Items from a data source

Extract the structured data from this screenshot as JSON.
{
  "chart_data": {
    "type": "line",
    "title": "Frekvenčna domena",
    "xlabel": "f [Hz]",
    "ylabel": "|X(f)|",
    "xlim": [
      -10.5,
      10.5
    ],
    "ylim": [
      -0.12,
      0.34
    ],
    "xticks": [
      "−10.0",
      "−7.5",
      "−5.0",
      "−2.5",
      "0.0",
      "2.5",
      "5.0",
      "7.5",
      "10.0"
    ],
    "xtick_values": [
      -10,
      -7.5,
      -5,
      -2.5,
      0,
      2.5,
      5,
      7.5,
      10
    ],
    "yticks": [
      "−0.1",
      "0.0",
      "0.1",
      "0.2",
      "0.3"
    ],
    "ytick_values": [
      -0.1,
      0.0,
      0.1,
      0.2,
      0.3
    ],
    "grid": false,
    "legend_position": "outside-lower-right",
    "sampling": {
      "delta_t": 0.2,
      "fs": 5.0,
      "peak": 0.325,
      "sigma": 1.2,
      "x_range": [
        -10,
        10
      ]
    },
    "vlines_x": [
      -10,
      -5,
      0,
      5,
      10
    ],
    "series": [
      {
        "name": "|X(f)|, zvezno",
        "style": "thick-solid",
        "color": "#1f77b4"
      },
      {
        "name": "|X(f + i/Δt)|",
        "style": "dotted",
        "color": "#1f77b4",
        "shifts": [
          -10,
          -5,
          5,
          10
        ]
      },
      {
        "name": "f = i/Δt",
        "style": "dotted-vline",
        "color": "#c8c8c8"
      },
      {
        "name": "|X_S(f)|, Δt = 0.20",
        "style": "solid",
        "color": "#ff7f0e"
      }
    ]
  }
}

_Directive_: Write out the full set of records exactly as given.

_Reply to the task_:
Extract the structured data from this screenshot as JSON.
{
  "chart_data": {
    "type": "line",
    "title": "Frekvenčna domena",
    "xlabel": "f [Hz]",
    "ylabel": "|X(f)|",
    "xlim": [
      -10.5,
      10.5
    ],
    "ylim": [
      -0.12,
      0.34
    ],
    "xticks": [
      "−10.0",
      "−7.5",
      "−5.0",
      "−2.5",
      "0.0",
      "2.5",
      "5.0",
      "7.5",
      "10.0"
    ],
    "xtick_values": [
      -10,
      -7.5,
      -5,
      -2.5,
      0,
      2.5,
      5,
      7.5,
      10
    ],
    "yticks": [
      "−0.1",
      "0.0",
      "0.1",
      "0.2",
      "0.3"
    ],
    "ytick_values": [
      -0.1,
      0.0,
      0.1,
      0.2,
      0.3
    ],
    "grid": false,
    "legend_position": "outside-lower-right",
    "sampling": {
      "delta_t": 0.2,
      "fs": 5.0,
      "peak": 0.325,
      "sigma": 1.2,
      "x_range": [
        -10,
        10
      ]
    },
    "vlines_x": [
      -10,
      -5,
      0,
      5,
      10
    ],
    "series": [
      {
        "name": "|X(f)|, zvezno",
        "style": "thick-solid",
        "color": "#1f77b4"
      },
      {
        "name": "|X(f + i/Δt)|",
        "style": "dotted",
        "color": "#1f77b4",
        "shifts": [
          -10,
          -5,
          5,
          10
        ]
      },
      {
        "name": "f = i/Δt",
        "style": "dotted-vline",
        "color": "#c8c8c8"
      },
      {
        "name": "|X_S(f)|, Δt = 0.20",
        "style": "solid",
        "color": "#ff7f0e"
      }
    ]
  }
}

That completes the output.